**What the task requires**: Find every line of the listing below where "ylabel" appears, and copy it.

**Data extract**:
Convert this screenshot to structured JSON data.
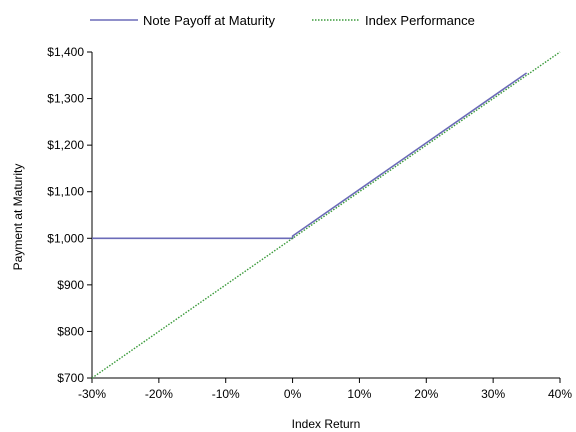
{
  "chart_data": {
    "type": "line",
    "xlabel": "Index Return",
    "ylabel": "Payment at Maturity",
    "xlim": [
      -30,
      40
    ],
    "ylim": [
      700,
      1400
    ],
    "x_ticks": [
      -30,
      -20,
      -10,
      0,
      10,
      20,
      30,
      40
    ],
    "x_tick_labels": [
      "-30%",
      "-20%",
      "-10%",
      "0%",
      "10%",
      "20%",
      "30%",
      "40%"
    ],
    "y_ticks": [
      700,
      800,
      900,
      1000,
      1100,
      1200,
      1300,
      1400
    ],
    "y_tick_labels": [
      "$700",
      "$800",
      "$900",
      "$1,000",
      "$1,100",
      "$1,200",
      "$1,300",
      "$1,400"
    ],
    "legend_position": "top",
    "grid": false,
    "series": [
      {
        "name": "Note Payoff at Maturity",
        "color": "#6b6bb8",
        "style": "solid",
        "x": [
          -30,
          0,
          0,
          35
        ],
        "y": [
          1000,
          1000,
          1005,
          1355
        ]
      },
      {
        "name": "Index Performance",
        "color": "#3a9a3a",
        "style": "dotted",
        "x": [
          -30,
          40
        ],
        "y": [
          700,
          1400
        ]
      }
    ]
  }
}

--

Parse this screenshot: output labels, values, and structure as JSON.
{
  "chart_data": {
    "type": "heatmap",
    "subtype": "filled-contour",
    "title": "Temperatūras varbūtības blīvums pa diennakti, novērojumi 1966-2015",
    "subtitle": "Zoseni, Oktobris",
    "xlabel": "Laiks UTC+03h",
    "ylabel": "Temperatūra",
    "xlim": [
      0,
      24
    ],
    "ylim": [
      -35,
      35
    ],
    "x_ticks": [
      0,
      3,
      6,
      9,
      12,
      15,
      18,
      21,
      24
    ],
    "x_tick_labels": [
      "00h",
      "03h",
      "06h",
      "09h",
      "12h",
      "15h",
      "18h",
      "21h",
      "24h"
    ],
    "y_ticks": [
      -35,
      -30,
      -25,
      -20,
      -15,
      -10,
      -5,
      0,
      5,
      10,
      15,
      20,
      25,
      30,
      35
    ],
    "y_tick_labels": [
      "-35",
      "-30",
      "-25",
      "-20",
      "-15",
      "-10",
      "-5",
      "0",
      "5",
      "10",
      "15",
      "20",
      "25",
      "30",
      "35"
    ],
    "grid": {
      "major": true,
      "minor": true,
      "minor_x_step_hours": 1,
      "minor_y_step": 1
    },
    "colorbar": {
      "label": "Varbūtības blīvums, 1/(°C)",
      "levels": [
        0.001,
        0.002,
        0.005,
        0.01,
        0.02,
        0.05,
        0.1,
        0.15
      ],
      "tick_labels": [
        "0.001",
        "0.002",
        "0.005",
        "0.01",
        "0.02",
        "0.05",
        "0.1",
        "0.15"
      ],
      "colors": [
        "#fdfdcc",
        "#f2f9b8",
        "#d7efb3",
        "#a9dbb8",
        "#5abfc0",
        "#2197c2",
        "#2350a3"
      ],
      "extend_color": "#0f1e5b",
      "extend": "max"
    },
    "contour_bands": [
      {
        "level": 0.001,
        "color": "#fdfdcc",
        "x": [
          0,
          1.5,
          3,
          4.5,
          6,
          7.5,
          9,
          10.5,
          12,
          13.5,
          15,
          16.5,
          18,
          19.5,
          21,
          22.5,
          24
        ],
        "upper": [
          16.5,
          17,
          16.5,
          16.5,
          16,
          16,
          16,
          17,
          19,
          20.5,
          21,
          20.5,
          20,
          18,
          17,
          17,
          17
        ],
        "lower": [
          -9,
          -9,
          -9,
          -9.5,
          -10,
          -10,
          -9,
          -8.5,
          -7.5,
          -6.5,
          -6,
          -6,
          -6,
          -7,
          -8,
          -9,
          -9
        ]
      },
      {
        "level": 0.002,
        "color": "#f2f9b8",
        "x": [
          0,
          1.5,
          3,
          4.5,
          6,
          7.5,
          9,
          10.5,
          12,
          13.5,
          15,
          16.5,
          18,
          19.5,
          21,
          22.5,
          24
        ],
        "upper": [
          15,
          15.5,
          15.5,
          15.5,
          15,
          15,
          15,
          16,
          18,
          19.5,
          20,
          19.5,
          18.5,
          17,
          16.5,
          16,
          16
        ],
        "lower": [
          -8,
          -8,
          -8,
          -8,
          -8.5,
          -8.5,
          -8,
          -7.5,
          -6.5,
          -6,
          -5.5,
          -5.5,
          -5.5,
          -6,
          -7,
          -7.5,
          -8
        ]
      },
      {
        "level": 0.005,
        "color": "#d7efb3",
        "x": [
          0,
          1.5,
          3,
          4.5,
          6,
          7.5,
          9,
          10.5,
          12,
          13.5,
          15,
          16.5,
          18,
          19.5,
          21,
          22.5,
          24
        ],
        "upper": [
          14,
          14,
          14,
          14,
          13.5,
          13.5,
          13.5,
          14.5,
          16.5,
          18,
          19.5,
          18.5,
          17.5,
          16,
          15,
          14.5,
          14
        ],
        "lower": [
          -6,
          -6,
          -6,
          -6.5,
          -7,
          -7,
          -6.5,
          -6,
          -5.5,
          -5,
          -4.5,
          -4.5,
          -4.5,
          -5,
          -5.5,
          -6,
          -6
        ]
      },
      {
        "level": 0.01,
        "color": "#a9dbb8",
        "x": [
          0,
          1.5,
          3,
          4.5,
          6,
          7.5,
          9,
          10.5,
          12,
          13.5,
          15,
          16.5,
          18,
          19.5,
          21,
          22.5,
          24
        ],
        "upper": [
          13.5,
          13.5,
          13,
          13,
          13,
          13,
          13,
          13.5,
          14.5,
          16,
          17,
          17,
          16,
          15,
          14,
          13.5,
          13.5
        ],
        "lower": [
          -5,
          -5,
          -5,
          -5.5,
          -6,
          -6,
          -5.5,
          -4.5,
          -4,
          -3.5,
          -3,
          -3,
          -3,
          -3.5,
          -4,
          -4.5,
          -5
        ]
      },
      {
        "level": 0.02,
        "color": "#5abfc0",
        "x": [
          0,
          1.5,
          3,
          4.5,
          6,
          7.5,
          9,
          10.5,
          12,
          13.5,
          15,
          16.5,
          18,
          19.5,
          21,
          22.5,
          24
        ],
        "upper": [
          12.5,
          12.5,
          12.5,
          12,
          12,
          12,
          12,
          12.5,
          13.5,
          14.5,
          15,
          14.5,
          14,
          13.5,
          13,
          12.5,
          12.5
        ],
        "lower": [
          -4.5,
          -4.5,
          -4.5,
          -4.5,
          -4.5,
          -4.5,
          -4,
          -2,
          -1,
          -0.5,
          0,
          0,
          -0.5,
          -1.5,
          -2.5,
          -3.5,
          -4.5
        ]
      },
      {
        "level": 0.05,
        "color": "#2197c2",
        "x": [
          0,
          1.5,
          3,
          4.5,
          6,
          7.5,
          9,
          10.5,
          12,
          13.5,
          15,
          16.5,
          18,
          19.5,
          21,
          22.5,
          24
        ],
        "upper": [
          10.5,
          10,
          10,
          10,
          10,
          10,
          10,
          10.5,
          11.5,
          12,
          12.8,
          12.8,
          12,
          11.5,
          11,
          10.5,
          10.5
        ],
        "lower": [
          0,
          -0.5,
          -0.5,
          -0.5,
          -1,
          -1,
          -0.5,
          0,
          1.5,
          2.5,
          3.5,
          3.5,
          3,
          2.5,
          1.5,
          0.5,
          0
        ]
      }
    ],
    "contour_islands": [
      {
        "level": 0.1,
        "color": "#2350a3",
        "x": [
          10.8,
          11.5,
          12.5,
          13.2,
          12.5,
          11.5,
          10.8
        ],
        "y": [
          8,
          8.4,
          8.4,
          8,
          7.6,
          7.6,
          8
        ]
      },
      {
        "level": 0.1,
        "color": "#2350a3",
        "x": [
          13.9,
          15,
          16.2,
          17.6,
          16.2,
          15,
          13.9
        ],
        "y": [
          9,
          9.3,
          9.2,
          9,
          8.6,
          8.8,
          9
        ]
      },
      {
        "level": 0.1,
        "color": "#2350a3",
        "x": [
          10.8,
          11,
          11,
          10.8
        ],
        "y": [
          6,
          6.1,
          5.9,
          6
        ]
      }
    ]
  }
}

**Complete output**:
    "ylabel": "Payment at Maturity",
    "ylabel": "Temperatūra",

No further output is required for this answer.